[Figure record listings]

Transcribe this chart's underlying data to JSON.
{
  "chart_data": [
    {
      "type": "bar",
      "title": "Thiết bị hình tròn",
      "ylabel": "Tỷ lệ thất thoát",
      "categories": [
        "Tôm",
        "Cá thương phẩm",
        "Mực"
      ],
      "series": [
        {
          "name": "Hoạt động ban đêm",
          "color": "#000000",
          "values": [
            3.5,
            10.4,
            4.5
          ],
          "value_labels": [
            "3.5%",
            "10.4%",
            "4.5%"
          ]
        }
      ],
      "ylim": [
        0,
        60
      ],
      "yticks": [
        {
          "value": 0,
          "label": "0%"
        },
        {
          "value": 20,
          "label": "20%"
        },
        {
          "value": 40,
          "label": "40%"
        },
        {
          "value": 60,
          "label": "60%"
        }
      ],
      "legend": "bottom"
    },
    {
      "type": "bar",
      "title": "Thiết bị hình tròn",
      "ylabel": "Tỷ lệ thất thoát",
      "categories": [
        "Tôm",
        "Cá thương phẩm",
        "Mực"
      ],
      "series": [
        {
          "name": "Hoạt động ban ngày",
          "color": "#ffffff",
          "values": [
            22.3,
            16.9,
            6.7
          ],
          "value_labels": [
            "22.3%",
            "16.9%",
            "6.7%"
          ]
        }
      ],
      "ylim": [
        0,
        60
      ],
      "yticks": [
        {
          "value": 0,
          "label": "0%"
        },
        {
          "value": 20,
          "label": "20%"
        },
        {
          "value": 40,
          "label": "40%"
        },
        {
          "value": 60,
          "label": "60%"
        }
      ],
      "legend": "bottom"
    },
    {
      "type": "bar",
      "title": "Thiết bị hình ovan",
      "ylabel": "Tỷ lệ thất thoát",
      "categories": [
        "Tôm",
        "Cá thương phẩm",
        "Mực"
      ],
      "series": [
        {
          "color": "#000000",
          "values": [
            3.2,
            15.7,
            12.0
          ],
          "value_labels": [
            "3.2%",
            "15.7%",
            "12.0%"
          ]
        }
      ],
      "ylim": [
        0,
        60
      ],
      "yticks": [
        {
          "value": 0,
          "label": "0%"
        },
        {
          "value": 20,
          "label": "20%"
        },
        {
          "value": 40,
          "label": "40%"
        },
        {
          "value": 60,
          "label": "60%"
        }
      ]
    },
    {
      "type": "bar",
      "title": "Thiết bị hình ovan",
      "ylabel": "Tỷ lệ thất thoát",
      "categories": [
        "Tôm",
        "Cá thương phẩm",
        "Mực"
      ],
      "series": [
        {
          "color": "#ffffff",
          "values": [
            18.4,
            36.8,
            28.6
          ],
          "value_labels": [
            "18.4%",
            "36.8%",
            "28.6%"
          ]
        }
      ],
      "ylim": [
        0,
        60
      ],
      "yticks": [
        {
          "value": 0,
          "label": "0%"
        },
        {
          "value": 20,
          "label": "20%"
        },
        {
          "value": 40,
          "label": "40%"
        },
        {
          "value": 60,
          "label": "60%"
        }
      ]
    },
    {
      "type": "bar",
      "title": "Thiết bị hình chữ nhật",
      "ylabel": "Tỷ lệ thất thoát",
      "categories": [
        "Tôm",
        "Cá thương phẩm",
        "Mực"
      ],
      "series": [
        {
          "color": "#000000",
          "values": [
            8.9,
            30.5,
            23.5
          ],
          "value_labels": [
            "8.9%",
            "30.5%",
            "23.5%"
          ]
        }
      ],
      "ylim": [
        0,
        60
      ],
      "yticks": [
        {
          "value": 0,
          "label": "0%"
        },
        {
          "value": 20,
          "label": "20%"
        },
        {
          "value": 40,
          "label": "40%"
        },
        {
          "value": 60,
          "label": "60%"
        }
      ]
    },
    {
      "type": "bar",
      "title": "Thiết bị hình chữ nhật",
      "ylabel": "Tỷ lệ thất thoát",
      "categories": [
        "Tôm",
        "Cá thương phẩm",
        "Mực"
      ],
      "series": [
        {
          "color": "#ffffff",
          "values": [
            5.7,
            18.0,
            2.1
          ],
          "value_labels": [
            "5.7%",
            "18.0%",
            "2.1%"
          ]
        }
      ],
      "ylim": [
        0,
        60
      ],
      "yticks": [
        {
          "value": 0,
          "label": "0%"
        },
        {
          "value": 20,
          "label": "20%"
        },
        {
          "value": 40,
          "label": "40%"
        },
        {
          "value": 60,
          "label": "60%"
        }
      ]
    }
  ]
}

**EXERCISE DESCRIPTION:**
Print again each line of the listing above, exactly as it appears.

**OUTPUT FOR THIS EXERCISE:**
Transcribe this chart's underlying data to JSON.
{
  "chart_data": [
    {
      "type": "bar",
      "title": "Thiết bị hình tròn",
      "ylabel": "Tỷ lệ thất thoát",
      "categories": [
        "Tôm",
        "Cá thương phẩm",
        "Mực"
      ],
      "series": [
        {
          "name": "Hoạt động ban đêm",
          "color": "#000000",
          "values": [
            3.5,
            10.4,
            4.5
          ],
          "value_labels": [
            "3.5%",
            "10.4%",
            "4.5%"
          ]
        }
      ],
      "ylim": [
        0,
        60
      ],
      "yticks": [
        {
          "value": 0,
          "label": "0%"
        },
        {
          "value": 20,
          "label": "20%"
        },
        {
          "value": 40,
          "label": "40%"
        },
        {
          "value": 60,
          "label": "60%"
        }
      ],
      "legend": "bottom"
    },
    {
      "type": "bar",
      "title": "Thiết bị hình tròn",
      "ylabel": "Tỷ lệ thất thoát",
      "categories": [
        "Tôm",
        "Cá thương phẩm",
        "Mực"
      ],
      "series": [
        {
          "name": "Hoạt động ban ngày",
          "color": "#ffffff",
          "values": [
            22.3,
            16.9,
            6.7
          ],
          "value_labels": [
            "22.3%",
            "16.9%",
            "6.7%"
          ]
        }
      ],
      "ylim": [
        0,
        60
      ],
      "yticks": [
        {
          "value": 0,
          "label": "0%"
        },
        {
          "value": 20,
          "label": "20%"
        },
        {
          "value": 40,
          "label": "40%"
        },
        {
          "value": 60,
          "label": "60%"
        }
      ],
      "legend": "bottom"
    },
    {
      "type": "bar",
      "title": "Thiết bị hình ovan",
      "ylabel": "Tỷ lệ thất thoát",
      "categories": [
        "Tôm",
        "Cá thương phẩm",
        "Mực"
      ],
      "series": [
        {
          "color": "#000000",
          "values": [
            3.2,
            15.7,
            12.0
          ],
          "value_labels": [
            "3.2%",
            "15.7%",
            "12.0%"
          ]
        }
      ],
      "ylim": [
        0,
        60
      ],
      "yticks": [
        {
          "value": 0,
          "label": "0%"
        },
        {
          "value": 20,
          "label": "20%"
        },
        {
          "value": 40,
          "label": "40%"
        },
        {
          "value": 60,
          "label": "60%"
        }
      ]
    },
    {
      "type": "bar",
      "title": "Thiết bị hình ovan",
      "ylabel": "Tỷ lệ thất thoát",
      "categories": [
        "Tôm",
        "Cá thương phẩm",
        "Mực"
      ],
      "series": [
        {
          "color": "#ffffff",
          "values": [
            18.4,
            36.8,
            28.6
          ],
          "value_labels": [
            "18.4%",
            "36.8%",
            "28.6%"
          ]
        }
      ],
      "ylim": [
        0,
        60
      ],
      "yticks": [
        {
          "value": 0,
          "label": "0%"
        },
        {
          "value": 20,
          "label": "20%"
        },
        {
          "value": 40,
          "label": "40%"
        },
        {
          "value": 60,
          "label": "60%"
        }
      ]
    },
    {
      "type": "bar",
      "title": "Thiết bị hình chữ nhật",
      "ylabel": "Tỷ lệ thất thoát",
      "categories": [
        "Tôm",
        "Cá thương phẩm",
        "Mực"
      ],
      "series": [
        {
          "color": "#000000",
          "values": [
            8.9,
            30.5,
            23.5
          ],
          "value_labels": [
            "8.9%",
            "30.5%",
            "23.5%"
          ]
        }
      ],
      "ylim": [
        0,
        60
      ],
      "yticks": [
        {
          "value": 0,
          "label": "0%"
        },
        {
          "value": 20,
          "label": "20%"
        },
        {
          "value": 40,
          "label": "40%"
        },
        {
          "value": 60,
          "label": "60%"
        }
      ]
    },
    {
      "type": "bar",
      "title": "Thiết bị hình chữ nhật",
      "ylabel": "Tỷ lệ thất thoát",
      "categories": [
        "Tôm",
        "Cá thương phẩm",
        "Mực"
      ],
      "series": [
        {
          "color": "#ffffff",
          "values": [
            5.7,
            18.0,
            2.1
          ],
          "value_labels": [
            "5.7%",
            "18.0%",
            "2.1%"
          ]
        }
      ],
      "ylim": [
        0,
        60
      ],
      "yticks": [
        {
          "value": 0,
          "label": "0%"
        },
        {
          "value": 20,
          "label": "20%"
        },
        {
          "value": 40,
          "label": "40%"
        },
        {
          "value": 60,
          "label": "60%"
        }
      ]
    }
  ]
}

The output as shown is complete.